[Exercise objective]:
Take every line from the listing below that contains "如秉烛夜行".

=== Information provided ===

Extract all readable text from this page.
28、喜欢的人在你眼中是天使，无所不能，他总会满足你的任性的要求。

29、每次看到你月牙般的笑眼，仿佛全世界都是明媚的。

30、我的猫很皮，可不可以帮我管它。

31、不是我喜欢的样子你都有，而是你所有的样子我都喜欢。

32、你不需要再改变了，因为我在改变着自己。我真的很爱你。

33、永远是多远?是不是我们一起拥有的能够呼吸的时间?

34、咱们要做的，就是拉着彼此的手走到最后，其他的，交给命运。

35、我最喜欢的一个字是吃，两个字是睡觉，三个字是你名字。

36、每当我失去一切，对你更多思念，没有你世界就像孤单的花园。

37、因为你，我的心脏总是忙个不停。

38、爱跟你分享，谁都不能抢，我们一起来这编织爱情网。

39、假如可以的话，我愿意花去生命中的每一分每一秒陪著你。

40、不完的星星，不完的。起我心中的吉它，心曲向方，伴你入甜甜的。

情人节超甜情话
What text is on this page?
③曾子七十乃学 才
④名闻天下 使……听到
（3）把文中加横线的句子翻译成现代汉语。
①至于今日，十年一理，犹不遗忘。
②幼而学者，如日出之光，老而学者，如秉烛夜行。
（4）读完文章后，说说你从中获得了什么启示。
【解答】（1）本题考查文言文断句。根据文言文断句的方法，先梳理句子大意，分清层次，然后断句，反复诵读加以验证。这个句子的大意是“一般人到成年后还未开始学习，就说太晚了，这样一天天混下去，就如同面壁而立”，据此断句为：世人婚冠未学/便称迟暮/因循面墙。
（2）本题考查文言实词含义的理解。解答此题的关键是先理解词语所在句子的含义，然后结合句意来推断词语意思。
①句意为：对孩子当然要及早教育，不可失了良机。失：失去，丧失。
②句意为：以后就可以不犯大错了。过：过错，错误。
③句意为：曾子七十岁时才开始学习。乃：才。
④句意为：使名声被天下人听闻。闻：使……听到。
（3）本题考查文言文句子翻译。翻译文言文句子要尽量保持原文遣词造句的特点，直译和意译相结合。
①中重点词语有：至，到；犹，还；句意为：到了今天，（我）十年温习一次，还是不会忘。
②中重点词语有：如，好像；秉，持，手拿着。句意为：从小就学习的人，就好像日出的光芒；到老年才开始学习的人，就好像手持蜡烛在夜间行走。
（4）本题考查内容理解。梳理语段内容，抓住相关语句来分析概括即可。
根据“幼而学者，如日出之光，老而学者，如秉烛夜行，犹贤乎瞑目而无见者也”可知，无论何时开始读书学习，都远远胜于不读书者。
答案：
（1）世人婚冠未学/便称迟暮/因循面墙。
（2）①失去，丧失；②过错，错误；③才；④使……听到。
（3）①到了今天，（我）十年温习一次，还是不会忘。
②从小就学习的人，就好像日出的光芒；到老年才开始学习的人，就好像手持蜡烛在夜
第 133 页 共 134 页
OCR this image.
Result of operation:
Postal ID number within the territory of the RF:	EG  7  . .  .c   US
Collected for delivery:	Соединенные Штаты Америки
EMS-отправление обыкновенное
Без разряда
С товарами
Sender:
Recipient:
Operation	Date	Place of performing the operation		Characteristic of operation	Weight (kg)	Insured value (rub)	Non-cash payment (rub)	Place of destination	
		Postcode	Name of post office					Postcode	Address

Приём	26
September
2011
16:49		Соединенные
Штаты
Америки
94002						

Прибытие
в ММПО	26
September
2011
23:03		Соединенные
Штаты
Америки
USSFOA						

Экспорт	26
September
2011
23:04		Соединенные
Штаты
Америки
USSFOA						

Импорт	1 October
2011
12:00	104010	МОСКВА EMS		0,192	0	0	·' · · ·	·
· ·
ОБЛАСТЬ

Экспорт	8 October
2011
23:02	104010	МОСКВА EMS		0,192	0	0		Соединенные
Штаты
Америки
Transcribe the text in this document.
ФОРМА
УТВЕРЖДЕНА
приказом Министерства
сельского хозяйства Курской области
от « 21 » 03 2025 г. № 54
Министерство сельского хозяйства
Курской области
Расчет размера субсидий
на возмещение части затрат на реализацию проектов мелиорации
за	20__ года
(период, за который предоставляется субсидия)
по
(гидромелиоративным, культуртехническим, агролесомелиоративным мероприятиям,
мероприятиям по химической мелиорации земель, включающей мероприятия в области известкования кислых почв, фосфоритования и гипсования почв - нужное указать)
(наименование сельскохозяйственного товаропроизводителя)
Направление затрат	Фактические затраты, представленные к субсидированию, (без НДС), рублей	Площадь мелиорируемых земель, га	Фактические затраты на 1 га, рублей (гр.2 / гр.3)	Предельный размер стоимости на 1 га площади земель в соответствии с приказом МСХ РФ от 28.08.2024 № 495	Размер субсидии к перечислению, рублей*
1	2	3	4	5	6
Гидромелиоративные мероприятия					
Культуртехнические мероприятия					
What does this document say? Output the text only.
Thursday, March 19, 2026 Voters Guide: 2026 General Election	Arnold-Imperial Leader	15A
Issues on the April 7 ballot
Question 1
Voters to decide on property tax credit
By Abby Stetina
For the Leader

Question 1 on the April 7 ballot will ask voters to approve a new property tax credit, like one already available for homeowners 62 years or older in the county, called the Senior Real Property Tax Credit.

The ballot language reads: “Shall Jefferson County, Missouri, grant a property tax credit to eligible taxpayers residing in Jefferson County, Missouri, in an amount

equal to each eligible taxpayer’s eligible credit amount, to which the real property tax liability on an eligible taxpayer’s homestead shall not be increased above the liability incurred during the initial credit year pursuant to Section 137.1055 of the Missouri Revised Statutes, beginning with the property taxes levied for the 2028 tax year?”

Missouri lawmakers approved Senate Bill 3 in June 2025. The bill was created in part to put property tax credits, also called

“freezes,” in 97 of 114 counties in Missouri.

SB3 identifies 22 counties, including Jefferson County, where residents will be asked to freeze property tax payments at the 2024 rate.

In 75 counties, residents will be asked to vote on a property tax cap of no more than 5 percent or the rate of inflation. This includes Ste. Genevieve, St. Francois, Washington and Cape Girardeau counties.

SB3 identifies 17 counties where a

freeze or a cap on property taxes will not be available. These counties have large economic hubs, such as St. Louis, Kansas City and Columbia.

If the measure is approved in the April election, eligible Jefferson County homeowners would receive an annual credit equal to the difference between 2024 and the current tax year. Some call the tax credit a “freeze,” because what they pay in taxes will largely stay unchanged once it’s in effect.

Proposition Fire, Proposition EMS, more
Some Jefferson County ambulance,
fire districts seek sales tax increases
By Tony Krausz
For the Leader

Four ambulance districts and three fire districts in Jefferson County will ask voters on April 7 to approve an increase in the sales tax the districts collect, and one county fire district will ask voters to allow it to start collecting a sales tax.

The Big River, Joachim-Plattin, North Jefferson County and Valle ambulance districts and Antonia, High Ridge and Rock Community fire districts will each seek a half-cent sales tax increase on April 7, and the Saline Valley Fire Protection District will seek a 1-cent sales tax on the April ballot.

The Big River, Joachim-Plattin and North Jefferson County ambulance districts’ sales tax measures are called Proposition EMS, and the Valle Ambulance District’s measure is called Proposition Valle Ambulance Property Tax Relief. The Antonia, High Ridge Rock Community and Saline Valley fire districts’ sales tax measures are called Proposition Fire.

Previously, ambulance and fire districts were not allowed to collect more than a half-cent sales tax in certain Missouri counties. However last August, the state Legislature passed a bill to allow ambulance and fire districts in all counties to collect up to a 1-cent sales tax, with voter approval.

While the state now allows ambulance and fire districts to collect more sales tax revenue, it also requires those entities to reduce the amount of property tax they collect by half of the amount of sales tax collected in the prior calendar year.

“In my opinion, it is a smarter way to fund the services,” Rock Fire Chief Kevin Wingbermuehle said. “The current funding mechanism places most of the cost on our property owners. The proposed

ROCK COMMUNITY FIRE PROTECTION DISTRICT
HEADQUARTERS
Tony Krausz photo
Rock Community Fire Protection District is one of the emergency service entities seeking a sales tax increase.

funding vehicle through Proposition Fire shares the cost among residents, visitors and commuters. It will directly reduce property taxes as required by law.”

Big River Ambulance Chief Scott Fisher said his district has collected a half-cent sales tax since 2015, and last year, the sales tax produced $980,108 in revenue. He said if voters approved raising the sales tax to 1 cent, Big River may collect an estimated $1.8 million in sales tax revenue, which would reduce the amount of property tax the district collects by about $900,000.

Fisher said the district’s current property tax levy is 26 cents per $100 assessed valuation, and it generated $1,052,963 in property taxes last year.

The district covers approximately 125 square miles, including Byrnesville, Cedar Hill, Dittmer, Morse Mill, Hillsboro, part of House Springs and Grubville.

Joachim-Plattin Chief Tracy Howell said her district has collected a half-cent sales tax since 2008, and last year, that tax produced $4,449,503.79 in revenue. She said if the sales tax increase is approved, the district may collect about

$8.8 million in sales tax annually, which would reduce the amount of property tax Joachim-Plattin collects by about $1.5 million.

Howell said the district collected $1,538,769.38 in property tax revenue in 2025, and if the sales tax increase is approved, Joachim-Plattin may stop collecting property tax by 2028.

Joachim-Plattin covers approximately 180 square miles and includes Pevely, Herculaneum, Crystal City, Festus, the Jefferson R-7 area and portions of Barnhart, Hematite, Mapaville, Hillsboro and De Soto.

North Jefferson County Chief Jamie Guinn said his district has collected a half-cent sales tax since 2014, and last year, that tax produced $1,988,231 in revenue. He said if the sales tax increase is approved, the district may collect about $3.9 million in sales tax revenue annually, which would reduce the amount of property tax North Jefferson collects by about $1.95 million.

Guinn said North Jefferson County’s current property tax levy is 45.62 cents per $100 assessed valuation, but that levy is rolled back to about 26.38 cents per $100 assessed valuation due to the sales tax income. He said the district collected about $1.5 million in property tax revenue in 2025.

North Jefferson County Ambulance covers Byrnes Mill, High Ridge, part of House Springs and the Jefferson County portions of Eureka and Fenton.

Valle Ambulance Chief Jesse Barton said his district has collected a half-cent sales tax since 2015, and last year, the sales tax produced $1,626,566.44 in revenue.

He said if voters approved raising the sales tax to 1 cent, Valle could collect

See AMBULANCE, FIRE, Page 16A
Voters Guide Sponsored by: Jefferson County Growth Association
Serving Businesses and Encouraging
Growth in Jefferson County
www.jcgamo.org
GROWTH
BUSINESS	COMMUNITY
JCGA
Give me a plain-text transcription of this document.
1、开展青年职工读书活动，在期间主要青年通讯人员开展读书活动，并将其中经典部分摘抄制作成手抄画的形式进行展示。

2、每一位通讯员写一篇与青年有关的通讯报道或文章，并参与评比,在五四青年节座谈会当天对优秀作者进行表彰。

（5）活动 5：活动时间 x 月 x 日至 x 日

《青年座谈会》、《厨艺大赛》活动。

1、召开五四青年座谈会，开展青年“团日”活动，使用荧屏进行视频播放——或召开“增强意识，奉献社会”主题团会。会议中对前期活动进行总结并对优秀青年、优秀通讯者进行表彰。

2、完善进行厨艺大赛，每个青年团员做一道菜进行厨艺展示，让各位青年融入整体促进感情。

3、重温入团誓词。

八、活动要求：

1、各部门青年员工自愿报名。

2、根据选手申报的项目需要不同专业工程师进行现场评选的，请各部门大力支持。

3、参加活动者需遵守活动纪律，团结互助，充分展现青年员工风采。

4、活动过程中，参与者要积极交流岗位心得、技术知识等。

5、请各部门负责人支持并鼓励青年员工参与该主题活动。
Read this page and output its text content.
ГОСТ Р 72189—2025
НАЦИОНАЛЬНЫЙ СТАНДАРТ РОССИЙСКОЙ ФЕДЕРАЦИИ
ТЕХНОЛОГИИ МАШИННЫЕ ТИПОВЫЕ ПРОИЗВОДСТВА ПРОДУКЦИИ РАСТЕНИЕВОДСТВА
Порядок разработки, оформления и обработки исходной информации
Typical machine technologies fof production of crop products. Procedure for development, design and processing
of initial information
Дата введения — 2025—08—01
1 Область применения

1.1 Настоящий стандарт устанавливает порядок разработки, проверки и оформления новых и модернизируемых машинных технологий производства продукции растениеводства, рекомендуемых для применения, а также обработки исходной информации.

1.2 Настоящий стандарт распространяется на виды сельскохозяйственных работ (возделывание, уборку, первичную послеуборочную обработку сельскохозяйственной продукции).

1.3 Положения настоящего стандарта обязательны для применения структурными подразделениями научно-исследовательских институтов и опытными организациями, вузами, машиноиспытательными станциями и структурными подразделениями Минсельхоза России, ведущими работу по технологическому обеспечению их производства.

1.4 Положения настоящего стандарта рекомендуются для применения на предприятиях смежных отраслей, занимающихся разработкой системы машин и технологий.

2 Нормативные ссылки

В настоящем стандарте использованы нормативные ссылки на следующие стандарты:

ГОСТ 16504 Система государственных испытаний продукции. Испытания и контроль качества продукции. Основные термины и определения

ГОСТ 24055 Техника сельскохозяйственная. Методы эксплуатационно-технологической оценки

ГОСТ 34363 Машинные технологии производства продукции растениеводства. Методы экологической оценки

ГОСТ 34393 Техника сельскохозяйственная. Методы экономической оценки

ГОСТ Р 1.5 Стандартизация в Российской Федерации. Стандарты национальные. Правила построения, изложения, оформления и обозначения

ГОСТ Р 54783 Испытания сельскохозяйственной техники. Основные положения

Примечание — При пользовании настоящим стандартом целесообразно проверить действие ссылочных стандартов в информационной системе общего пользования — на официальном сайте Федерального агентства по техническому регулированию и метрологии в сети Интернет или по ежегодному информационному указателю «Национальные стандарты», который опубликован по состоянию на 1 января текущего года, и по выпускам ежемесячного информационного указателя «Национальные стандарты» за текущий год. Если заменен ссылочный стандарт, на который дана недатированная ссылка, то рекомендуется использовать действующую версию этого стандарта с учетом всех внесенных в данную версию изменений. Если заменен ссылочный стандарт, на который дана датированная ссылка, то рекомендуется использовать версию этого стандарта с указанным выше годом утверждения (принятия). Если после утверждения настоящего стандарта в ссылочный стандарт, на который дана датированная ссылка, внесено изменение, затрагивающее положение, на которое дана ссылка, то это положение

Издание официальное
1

===

[The response]:
②幼而学者，如日出之光，老而学者，如秉烛夜行。
根据“幼而学者，如日出之光，老而学者，如秉烛夜行，犹贤乎瞑目而无见者也”可知，无论何时开始读书学习，都远远胜于不读书者。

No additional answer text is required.